(Stored entries)
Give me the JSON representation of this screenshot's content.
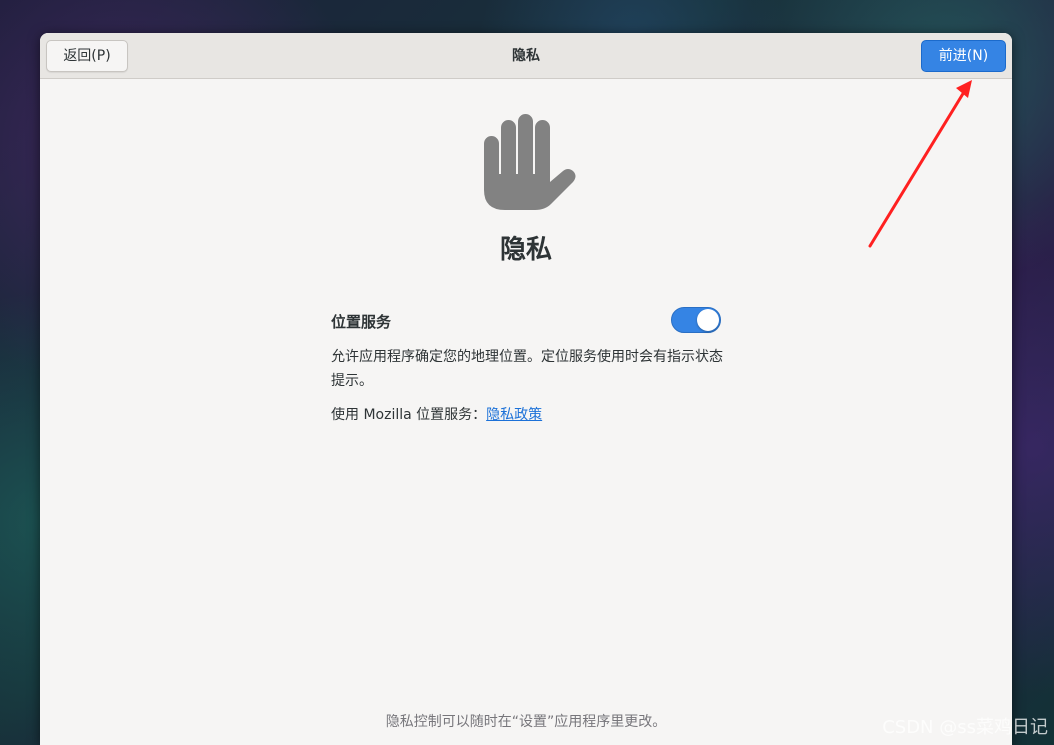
{
  "header": {
    "back_label": "返回(P)",
    "title": "隐私",
    "next_label": "前进(N)"
  },
  "main": {
    "heading": "隐私",
    "icon": "hand-stop-icon",
    "location_services": {
      "label": "位置服务",
      "enabled": true,
      "description": "允许应用程序确定您的地理位置。定位服务使用时会有指示状态提示。",
      "mozilla_prefix": "使用 Mozilla 位置服务：",
      "policy_link": "隐私政策"
    },
    "footer_note": "隐私控制可以随时在“设置”应用程序里更改。"
  },
  "watermark": "CSDN @ss菜鸡日记",
  "colors": {
    "accent": "#3584e4",
    "link": "#1c71d8",
    "annotation_arrow": "#ff2020"
  }
}
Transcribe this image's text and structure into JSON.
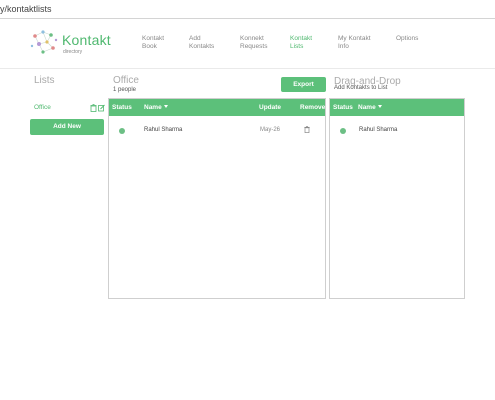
{
  "browser": {
    "url": "y/kontaktlists"
  },
  "brand": {
    "name": "Kontakt",
    "tagline": "directory",
    "accent": "#4fb86f"
  },
  "nav": [
    {
      "label": "Kontakt\nBook",
      "active": false
    },
    {
      "label": "Add\nKontakts",
      "active": false
    },
    {
      "label": "Konnekt\nRequests",
      "active": false
    },
    {
      "label": "Kontakt\nLists",
      "active": true
    },
    {
      "label": "My Kontakt\nInfo",
      "active": false
    },
    {
      "label": "Options",
      "active": false
    }
  ],
  "lists": {
    "title": "Lists",
    "items": [
      {
        "label": "Office",
        "icons": [
          "trash-icon",
          "edit-icon"
        ]
      }
    ],
    "add_button": "Add New"
  },
  "office": {
    "title": "Office",
    "count": "1 people",
    "export_button": "Export",
    "columns": {
      "status": "Status",
      "name": "Name",
      "update": "Update",
      "remove": "Remove"
    },
    "rows": [
      {
        "status": "online",
        "name": "Rahul Sharma",
        "update": "May-26"
      }
    ]
  },
  "dnd": {
    "title": "Drag-and-Drop",
    "subtitle": "Add Kontakts to List",
    "columns": {
      "status": "Status",
      "name": "Name"
    },
    "rows": [
      {
        "status": "online",
        "name": "Rahul Sharma"
      }
    ]
  }
}
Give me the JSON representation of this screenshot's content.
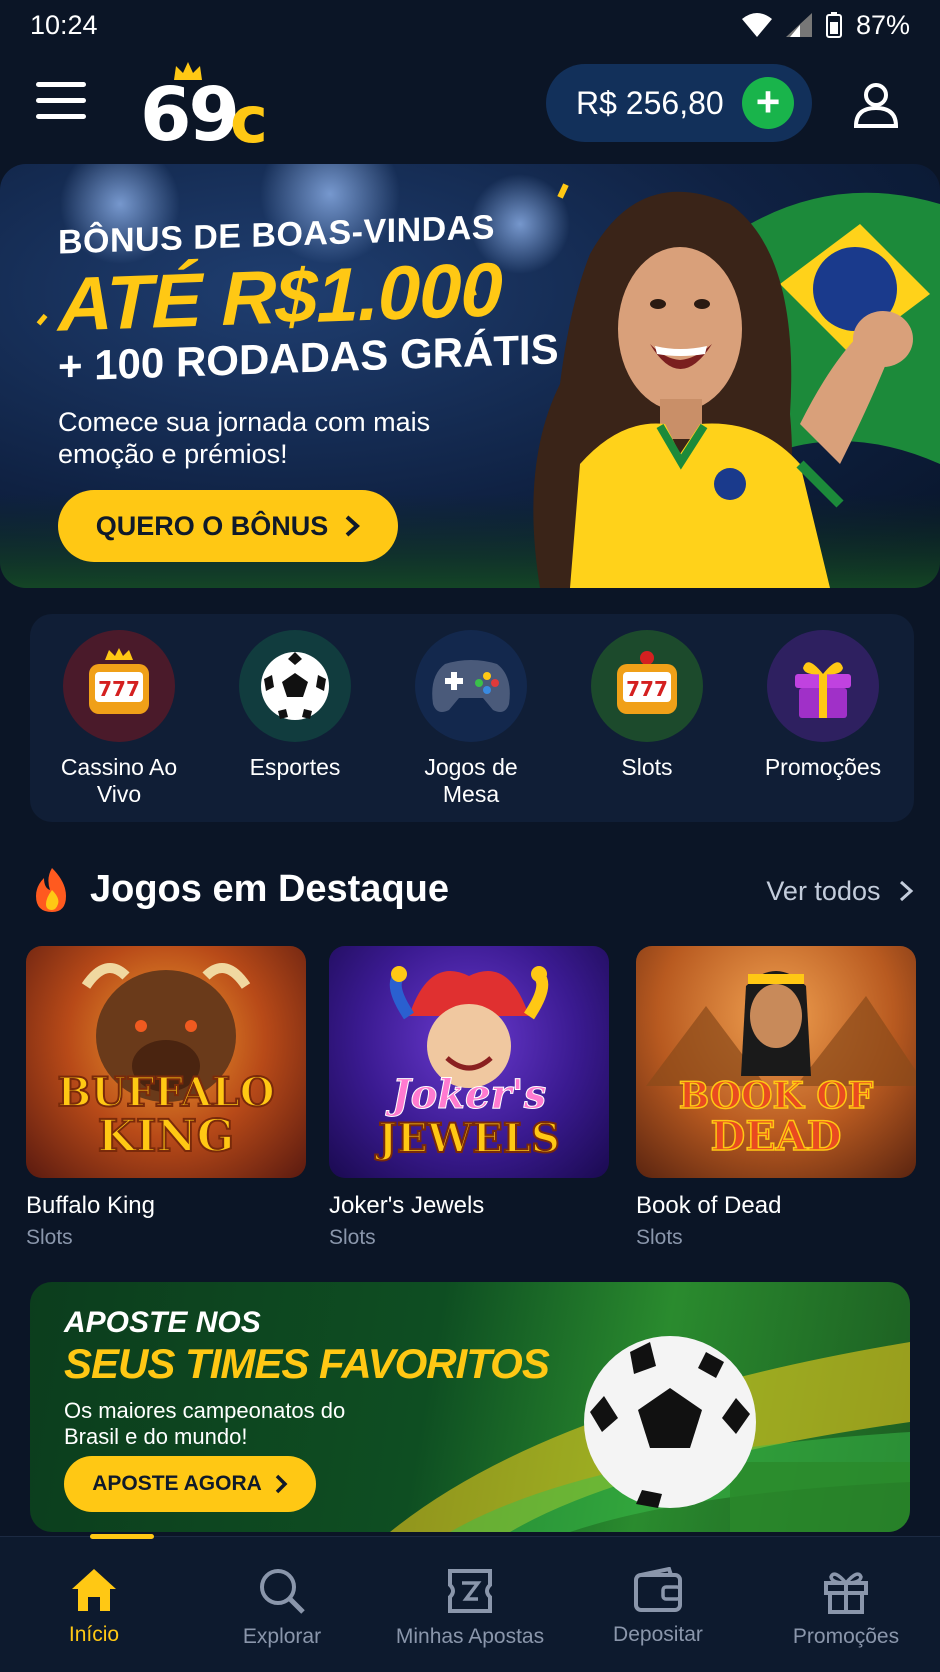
{
  "status_bar": {
    "time": "10:24",
    "battery": "87%"
  },
  "header": {
    "logo_number": "69",
    "logo_letter": "c",
    "balance": "R$ 256,80",
    "deposit_symbol": "+"
  },
  "hero": {
    "pretitle": "BÔNUS DE BOAS-VINDAS",
    "title": "ATÉ R$1.000",
    "subtitle": "+ 100 RODADAS GRÁTIS",
    "description": "Comece sua jornada com mais emoção e prémios!",
    "cta_label": "QUERO O BÔNUS"
  },
  "categories": [
    {
      "label": "Cassino Ao Vivo",
      "icon": "slot-machine-crown-icon",
      "bg": "#4a1a2a"
    },
    {
      "label": "Esportes",
      "icon": "soccer-ball-icon",
      "bg": "#113c3e"
    },
    {
      "label": "Jogos de Mesa",
      "icon": "gamepad-icon",
      "bg": "#13284d"
    },
    {
      "label": "Slots",
      "icon": "slot-machine-icon",
      "bg": "#1c4a2c"
    },
    {
      "label": "Promoções",
      "icon": "gift-icon",
      "bg": "#2e2060"
    }
  ],
  "featured": {
    "title": "Jogos em Destaque",
    "see_all": "Ver todos",
    "games": [
      {
        "name": "Buffalo King",
        "category": "Slots",
        "thumb_text_1": "BUFFALO",
        "thumb_text_2": "KING"
      },
      {
        "name": "Joker's Jewels",
        "category": "Slots",
        "thumb_text_1": "Joker's",
        "thumb_text_2": "JEWELS"
      },
      {
        "name": "Book of Dead",
        "category": "Slots",
        "thumb_text_1": "BOOK OF",
        "thumb_text_2": "DEAD"
      }
    ]
  },
  "sports_banner": {
    "pretitle": "APOSTE NOS",
    "title": "SEUS TIMES FAVORITOS",
    "description": "Os maiores campeonatos do Brasil e do mundo!",
    "cta_label": "APOSTE AGORA"
  },
  "bottom_nav": [
    {
      "label": "Início",
      "icon": "home-icon",
      "active": true
    },
    {
      "label": "Explorar",
      "icon": "search-icon",
      "active": false
    },
    {
      "label": "Minhas Apostas",
      "icon": "ticket-icon",
      "active": false
    },
    {
      "label": "Depositar",
      "icon": "wallet-icon",
      "active": false
    },
    {
      "label": "Promoções",
      "icon": "gift-icon",
      "active": false
    }
  ],
  "colors": {
    "accent": "#ffc814",
    "background": "#0b1526",
    "green": "#19b44b"
  }
}
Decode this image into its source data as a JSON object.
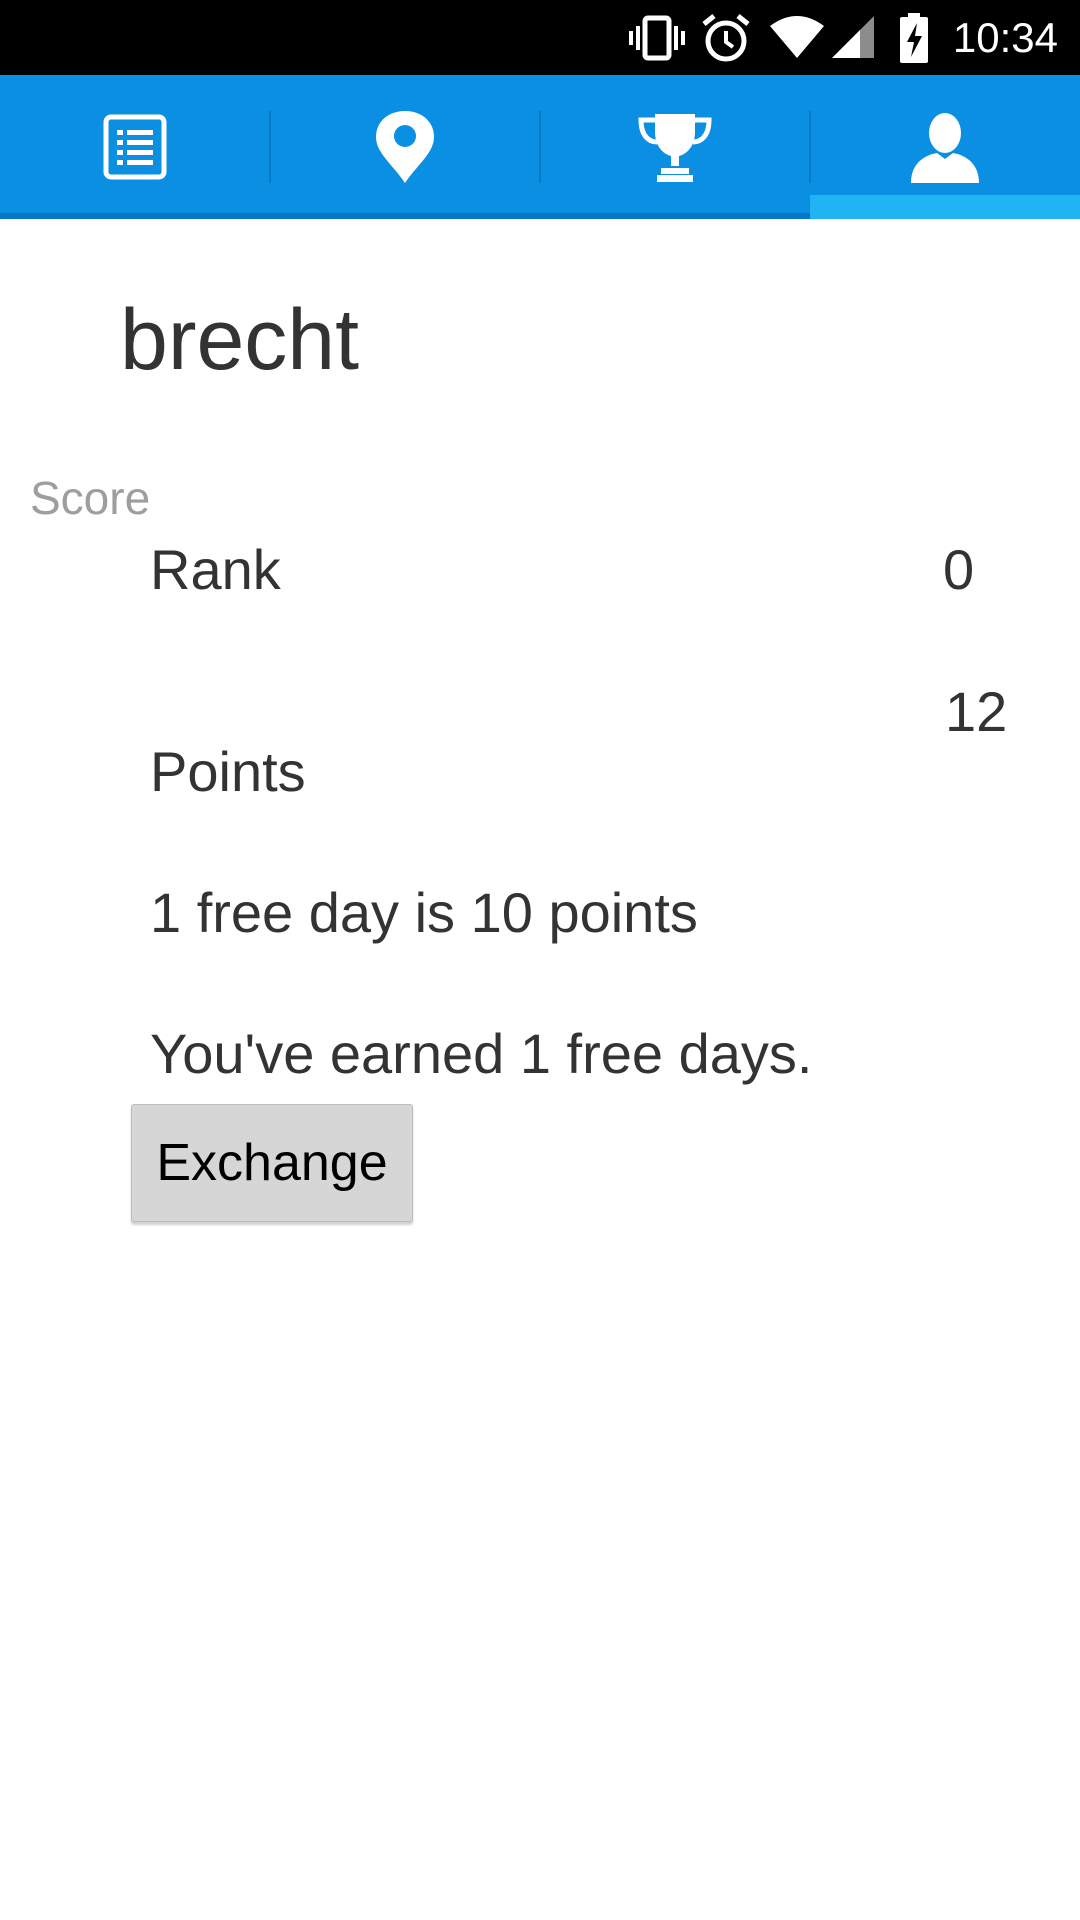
{
  "status_bar": {
    "time": "10:34",
    "icons": [
      "vibrate-icon",
      "alarm-icon",
      "wifi-icon",
      "cell-signal-icon",
      "battery-charging-icon"
    ]
  },
  "tabs": [
    {
      "name": "list",
      "icon": "list-icon",
      "selected": false
    },
    {
      "name": "location",
      "icon": "location-pin-icon",
      "selected": false
    },
    {
      "name": "trophy",
      "icon": "trophy-icon",
      "selected": false
    },
    {
      "name": "profile",
      "icon": "user-icon",
      "selected": true
    }
  ],
  "colors": {
    "tab_bar": "#0a8fe3",
    "tab_indicator": "#20b4f5",
    "text": "#333333",
    "label_gray": "#9e9e9e"
  },
  "profile": {
    "username": "brecht",
    "section_label": "Score",
    "rank_label": "Rank",
    "rank_value": "0",
    "points_label": "Points",
    "points_value": "12",
    "free_day_info": "1 free day is 10 points",
    "earned_info": "You've earned 1 free days.",
    "exchange_button": "Exchange"
  }
}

CHALLENGE: Identify every line above with the string "Jogos" in it. Copy those lines.

REPLY:
      "label": "Jogos de Mesa",
    "title": "Jogos em Destaque",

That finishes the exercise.